[Stored data]

------------------------------------------------------------

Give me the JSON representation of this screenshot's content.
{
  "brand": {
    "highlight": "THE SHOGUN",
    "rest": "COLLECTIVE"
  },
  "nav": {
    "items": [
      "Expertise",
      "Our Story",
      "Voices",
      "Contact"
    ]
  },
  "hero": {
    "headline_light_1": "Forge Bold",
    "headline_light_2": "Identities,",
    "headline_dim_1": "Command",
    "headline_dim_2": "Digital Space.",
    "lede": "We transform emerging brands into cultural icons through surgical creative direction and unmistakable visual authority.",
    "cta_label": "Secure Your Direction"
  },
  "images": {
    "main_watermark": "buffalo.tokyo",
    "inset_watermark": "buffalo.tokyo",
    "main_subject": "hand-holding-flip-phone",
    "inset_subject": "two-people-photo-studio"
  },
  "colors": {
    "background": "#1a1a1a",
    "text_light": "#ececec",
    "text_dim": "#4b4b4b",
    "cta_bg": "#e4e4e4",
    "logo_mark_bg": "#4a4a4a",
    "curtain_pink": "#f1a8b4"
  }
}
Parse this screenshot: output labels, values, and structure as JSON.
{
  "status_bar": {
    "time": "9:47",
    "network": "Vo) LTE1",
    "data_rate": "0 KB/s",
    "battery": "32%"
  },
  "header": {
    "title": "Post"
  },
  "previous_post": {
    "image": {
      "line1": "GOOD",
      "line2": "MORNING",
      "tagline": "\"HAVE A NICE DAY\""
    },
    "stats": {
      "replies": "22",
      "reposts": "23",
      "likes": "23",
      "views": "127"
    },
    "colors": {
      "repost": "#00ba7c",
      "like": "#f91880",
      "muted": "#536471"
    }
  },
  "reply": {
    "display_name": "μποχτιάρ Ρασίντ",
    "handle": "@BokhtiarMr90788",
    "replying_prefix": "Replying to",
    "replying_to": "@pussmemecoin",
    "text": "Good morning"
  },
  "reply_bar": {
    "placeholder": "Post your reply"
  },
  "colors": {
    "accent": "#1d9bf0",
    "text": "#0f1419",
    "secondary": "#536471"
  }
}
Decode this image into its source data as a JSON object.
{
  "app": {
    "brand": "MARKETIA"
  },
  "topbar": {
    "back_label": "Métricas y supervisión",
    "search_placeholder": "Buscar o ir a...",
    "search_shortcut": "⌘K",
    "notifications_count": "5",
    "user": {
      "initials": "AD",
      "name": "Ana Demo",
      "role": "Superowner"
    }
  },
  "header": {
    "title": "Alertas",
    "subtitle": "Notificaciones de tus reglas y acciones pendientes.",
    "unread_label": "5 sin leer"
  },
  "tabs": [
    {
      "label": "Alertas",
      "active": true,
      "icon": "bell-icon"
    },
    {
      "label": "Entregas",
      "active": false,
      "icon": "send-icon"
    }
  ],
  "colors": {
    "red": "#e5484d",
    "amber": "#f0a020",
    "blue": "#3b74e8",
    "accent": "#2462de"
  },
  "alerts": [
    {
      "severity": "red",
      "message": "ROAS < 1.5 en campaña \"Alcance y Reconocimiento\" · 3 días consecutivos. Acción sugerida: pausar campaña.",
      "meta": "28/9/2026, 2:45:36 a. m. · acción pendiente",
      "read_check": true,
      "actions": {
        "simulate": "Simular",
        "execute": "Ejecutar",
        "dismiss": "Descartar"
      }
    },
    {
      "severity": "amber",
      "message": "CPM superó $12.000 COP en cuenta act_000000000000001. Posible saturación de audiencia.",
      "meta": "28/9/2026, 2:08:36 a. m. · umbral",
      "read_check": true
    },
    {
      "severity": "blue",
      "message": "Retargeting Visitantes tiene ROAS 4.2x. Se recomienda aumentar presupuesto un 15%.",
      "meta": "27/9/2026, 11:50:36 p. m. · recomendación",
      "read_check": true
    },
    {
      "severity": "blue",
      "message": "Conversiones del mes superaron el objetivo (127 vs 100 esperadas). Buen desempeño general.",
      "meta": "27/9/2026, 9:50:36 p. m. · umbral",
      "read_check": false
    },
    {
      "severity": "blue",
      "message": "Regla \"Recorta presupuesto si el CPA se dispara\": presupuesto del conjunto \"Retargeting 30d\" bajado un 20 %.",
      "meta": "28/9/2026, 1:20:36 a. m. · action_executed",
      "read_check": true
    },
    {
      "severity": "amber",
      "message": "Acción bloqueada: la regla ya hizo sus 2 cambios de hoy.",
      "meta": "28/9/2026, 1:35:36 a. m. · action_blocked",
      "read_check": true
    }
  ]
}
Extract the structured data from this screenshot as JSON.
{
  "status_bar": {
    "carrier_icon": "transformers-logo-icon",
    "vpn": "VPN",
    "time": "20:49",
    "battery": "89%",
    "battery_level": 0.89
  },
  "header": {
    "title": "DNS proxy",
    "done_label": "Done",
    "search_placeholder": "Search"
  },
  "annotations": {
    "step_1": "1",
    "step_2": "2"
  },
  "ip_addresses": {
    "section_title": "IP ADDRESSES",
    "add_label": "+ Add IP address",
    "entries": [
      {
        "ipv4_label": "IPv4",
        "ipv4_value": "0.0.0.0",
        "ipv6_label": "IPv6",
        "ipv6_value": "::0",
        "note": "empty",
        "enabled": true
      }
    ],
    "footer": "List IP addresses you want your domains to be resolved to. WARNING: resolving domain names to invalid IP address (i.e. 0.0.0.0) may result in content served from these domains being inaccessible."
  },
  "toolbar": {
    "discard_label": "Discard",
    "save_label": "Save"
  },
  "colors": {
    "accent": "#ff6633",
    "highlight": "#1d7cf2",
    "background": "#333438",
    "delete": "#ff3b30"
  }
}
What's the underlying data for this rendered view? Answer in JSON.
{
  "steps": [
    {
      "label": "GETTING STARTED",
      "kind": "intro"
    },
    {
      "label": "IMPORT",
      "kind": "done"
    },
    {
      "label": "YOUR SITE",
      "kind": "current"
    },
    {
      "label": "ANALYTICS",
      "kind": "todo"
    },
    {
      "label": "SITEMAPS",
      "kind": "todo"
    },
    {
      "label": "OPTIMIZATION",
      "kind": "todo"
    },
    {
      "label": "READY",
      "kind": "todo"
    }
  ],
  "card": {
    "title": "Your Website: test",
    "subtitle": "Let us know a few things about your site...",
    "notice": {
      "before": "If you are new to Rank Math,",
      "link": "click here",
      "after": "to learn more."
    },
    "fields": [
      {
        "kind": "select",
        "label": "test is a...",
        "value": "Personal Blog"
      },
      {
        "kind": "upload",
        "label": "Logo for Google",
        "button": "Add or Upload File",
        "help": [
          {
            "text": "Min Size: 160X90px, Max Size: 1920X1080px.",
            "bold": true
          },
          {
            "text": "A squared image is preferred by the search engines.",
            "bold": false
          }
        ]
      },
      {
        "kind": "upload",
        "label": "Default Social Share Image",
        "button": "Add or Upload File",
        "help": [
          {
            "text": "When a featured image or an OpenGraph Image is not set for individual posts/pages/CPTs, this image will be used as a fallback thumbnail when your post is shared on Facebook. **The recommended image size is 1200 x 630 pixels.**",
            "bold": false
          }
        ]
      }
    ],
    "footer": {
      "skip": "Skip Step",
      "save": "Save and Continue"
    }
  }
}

------------------------------------------------------------

- **EXERCISE DIRECTIONS**: Reproduce each entry exactly, leaving out nothing.

- **RESPONSE TO THIS EXERCISE**:
Give me the JSON representation of this screenshot's content.
{
  "brand": {
    "highlight": "THE SHOGUN",
    "rest": "COLLECTIVE"
  },
  "nav": {
    "items": [
      "Expertise",
      "Our Story",
      "Voices",
      "Contact"
    ]
  },
  "hero": {
    "headline_light_1": "Forge Bold",
    "headline_light_2": "Identities,",
    "headline_dim_1": "Command",
    "headline_dim_2": "Digital Space.",
    "lede": "We transform emerging brands into cultural icons through surgical creative direction and unmistakable visual authority.",
    "cta_label": "Secure Your Direction"
  },
  "images": {
    "main_watermark": "buffalo.tokyo",
    "inset_watermark": "buffalo.tokyo",
    "main_subject": "hand-holding-flip-phone",
    "inset_subject": "two-people-photo-studio"
  },
  "colors": {
    "background": "#1a1a1a",
    "text_light": "#ececec",
    "text_dim": "#4b4b4b",
    "cta_bg": "#e4e4e4",
    "logo_mark_bg": "#4a4a4a",
    "curtain_pink": "#f1a8b4"
  }
}
Parse this screenshot: output labels, values, and structure as JSON.
{
  "status_bar": {
    "time": "9:47",
    "network": "Vo) LTE1",
    "data_rate": "0 KB/s",
    "battery": "32%"
  },
  "header": {
    "title": "Post"
  },
  "previous_post": {
    "image": {
      "line1": "GOOD",
      "line2": "MORNING",
      "tagline": "\"HAVE A NICE DAY\""
    },
    "stats": {
      "replies": "22",
      "reposts": "23",
      "likes": "23",
      "views": "127"
    },
    "colors": {
      "repost": "#00ba7c",
      "like": "#f91880",
      "muted": "#536471"
    }
  },
  "reply": {
    "display_name": "μποχτιάρ Ρασίντ",
    "handle": "@BokhtiarMr90788",
    "replying_prefix": "Replying to",
    "replying_to": "@pussmemecoin",
    "text": "Good morning"
  },
  "reply_bar": {
    "placeholder": "Post your reply"
  },
  "colors": {
    "accent": "#1d9bf0",
    "text": "#0f1419",
    "secondary": "#536471"
  }
}
Decode this image into its source data as a JSON object.
{
  "app": {
    "brand": "MARKETIA"
  },
  "topbar": {
    "back_label": "Métricas y supervisión",
    "search_placeholder": "Buscar o ir a...",
    "search_shortcut": "⌘K",
    "notifications_count": "5",
    "user": {
      "initials": "AD",
      "name": "Ana Demo",
      "role": "Superowner"
    }
  },
  "header": {
    "title": "Alertas",
    "subtitle": "Notificaciones de tus reglas y acciones pendientes.",
    "unread_label": "5 sin leer"
  },
  "tabs": [
    {
      "label": "Alertas",
      "active": true,
      "icon": "bell-icon"
    },
    {
      "label": "Entregas",
      "active": false,
      "icon": "send-icon"
    }
  ],
  "colors": {
    "red": "#e5484d",
    "amber": "#f0a020",
    "blue": "#3b74e8",
    "accent": "#2462de"
  },
  "alerts": [
    {
      "severity": "red",
      "message": "ROAS < 1.5 en campaña \"Alcance y Reconocimiento\" · 3 días consecutivos. Acción sugerida: pausar campaña.",
      "meta": "28/9/2026, 2:45:36 a. m. · acción pendiente",
      "read_check": true,
      "actions": {
        "simulate": "Simular",
        "execute": "Ejecutar",
        "dismiss": "Descartar"
      }
    },
    {
      "severity": "amber",
      "message": "CPM superó $12.000 COP en cuenta act_000000000000001. Posible saturación de audiencia.",
      "meta": "28/9/2026, 2:08:36 a. m. · umbral",
      "read_check": true
    },
    {
      "severity": "blue",
      "message": "Retargeting Visitantes tiene ROAS 4.2x. Se recomienda aumentar presupuesto un 15%.",
      "meta": "27/9/2026, 11:50:36 p. m. · recomendación",
      "read_check": true
    },
    {
      "severity": "blue",
      "message": "Conversiones del mes superaron el objetivo (127 vs 100 esperadas). Buen desempeño general.",
      "meta": "27/9/2026, 9:50:36 p. m. · umbral",
      "read_check": false
    },
    {
      "severity": "blue",
      "message": "Regla \"Recorta presupuesto si el CPA se dispara\": presupuesto del conjunto \"Retargeting 30d\" bajado un 20 %.",
      "meta": "28/9/2026, 1:20:36 a. m. · action_executed",
      "read_check": true
    },
    {
      "severity": "amber",
      "message": "Acción bloqueada: la regla ya hizo sus 2 cambios de hoy.",
      "meta": "28/9/2026, 1:35:36 a. m. · action_blocked",
      "read_check": true
    }
  ]
}
Extract the structured data from this screenshot as JSON.
{
  "status_bar": {
    "carrier_icon": "transformers-logo-icon",
    "vpn": "VPN",
    "time": "20:49",
    "battery": "89%",
    "battery_level": 0.89
  },
  "header": {
    "title": "DNS proxy",
    "done_label": "Done",
    "search_placeholder": "Search"
  },
  "annotations": {
    "step_1": "1",
    "step_2": "2"
  },
  "ip_addresses": {
    "section_title": "IP ADDRESSES",
    "add_label": "+ Add IP address",
    "entries": [
      {
        "ipv4_label": "IPv4",
        "ipv4_value": "0.0.0.0",
        "ipv6_label": "IPv6",
        "ipv6_value": "::0",
        "note": "empty",
        "enabled": true
      }
    ],
    "footer": "List IP addresses you want your domains to be resolved to. WARNING: resolving domain names to invalid IP address (i.e. 0.0.0.0) may result in content served from these domains being inaccessible."
  },
  "toolbar": {
    "discard_label": "Discard",
    "save_label": "Save"
  },
  "colors": {
    "accent": "#ff6633",
    "highlight": "#1d7cf2",
    "background": "#333438",
    "delete": "#ff3b30"
  }
}
What's the underlying data for this rendered view? Answer in JSON.
{
  "steps": [
    {
      "label": "GETTING STARTED",
      "kind": "intro"
    },
    {
      "label": "IMPORT",
      "kind": "done"
    },
    {
      "label": "YOUR SITE",
      "kind": "current"
    },
    {
      "label": "ANALYTICS",
      "kind": "todo"
    },
    {
      "label": "SITEMAPS",
      "kind": "todo"
    },
    {
      "label": "OPTIMIZATION",
      "kind": "todo"
    },
    {
      "label": "READY",
      "kind": "todo"
    }
  ],
  "card": {
    "title": "Your Website: test",
    "subtitle": "Let us know a few things about your site...",
    "notice": {
      "before": "If you are new to Rank Math,",
      "link": "click here",
      "after": "to learn more."
    },
    "fields": [
      {
        "kind": "select",
        "label": "test is a...",
        "value": "Personal Blog"
      },
      {
        "kind": "upload",
        "label": "Logo for Google",
        "button": "Add or Upload File",
        "help": [
          {
            "text": "Min Size: 160X90px, Max Size: 1920X1080px.",
            "bold": true
          },
          {
            "text": "A squared image is preferred by the search engines.",
            "bold": false
          }
        ]
      },
      {
        "kind": "upload",
        "label": "Default Social Share Image",
        "button": "Add or Upload File",
        "help": [
          {
            "text": "When a featured image or an OpenGraph Image is not set for individual posts/pages/CPTs, this image will be used as a fallback thumbnail when your post is shared on Facebook. **The recommended image size is 1200 x 630 pixels.**",
            "bold": false
          }
        ]
      }
    ],
    "footer": {
      "skip": "Skip Step",
      "save": "Save and Continue"
    }
  }
}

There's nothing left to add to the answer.